:: EXERCISE OBJECTIVE ::
Restate the entries word for word, omitting nothing.

(Data records)
— start —
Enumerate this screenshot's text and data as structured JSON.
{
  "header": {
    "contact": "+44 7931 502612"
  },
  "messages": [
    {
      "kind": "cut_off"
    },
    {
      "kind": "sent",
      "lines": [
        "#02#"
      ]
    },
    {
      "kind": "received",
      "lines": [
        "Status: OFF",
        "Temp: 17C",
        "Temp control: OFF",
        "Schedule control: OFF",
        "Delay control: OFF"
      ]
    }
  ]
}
— end —
:: RESULT ::
Enumerate this screenshot's text and data as structured JSON.
{
  "header": {
    "contact": "+44 7931 502612"
  },
  "messages": [
    {
      "kind": "cut_off"
    },
    {
      "kind": "sent",
      "lines": [
        "#02#"
      ]
    },
    {
      "kind": "received",
      "lines": [
        "Status: OFF",
        "Temp: 17C",
        "Temp control: OFF",
        "Schedule control: OFF",
        "Delay control: OFF"
      ]
    }
  ]
}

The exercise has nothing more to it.